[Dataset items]
+++

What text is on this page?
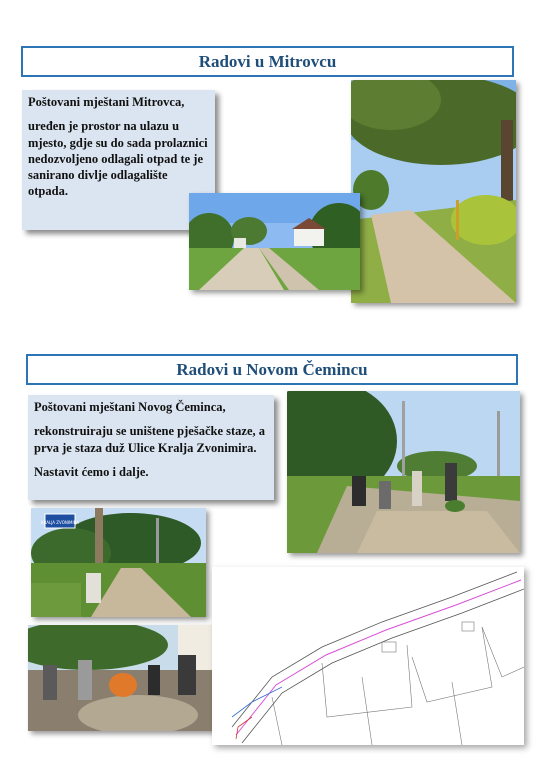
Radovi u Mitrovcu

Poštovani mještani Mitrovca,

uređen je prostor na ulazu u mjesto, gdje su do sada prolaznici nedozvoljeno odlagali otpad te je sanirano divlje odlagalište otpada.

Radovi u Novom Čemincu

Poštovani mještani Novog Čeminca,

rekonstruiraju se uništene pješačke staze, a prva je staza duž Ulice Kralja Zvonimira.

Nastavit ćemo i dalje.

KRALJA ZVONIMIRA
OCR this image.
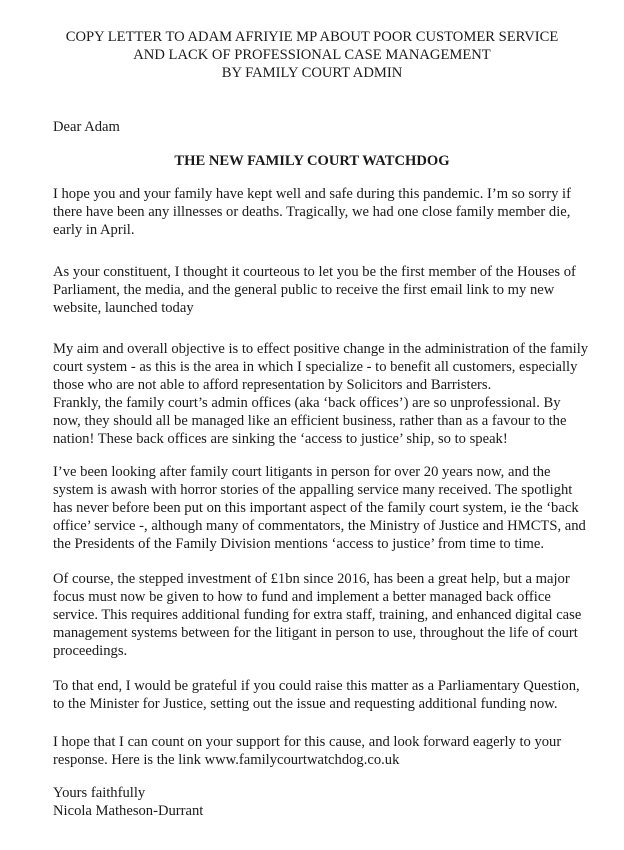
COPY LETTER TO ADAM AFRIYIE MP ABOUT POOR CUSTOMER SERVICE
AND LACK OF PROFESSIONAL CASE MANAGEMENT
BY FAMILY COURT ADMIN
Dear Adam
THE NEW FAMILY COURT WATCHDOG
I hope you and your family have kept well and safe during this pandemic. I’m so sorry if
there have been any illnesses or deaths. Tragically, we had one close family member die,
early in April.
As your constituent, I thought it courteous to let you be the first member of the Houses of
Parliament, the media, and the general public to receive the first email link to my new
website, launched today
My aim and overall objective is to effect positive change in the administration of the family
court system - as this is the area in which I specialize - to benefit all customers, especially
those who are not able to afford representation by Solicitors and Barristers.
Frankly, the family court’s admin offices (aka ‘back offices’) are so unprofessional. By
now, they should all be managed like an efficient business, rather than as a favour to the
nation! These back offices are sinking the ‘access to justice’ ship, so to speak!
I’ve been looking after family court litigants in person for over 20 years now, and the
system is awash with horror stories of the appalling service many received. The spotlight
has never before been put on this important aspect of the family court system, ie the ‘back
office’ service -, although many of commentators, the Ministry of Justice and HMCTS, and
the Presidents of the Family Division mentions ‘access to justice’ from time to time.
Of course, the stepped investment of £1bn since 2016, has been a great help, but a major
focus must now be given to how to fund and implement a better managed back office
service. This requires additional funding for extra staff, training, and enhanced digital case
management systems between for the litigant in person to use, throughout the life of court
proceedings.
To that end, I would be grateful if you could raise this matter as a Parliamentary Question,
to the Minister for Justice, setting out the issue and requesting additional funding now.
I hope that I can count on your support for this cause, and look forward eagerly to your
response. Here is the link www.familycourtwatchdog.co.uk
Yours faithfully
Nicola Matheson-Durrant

+++

● **Exercise prompt**:
Gather from the entries above all lines that include the string "link".

● **Answer to the exercise**:
Parliament, the media, and the general public to receive the first email link to my new
response. Here is the link www.familycourtwatchdog.co.uk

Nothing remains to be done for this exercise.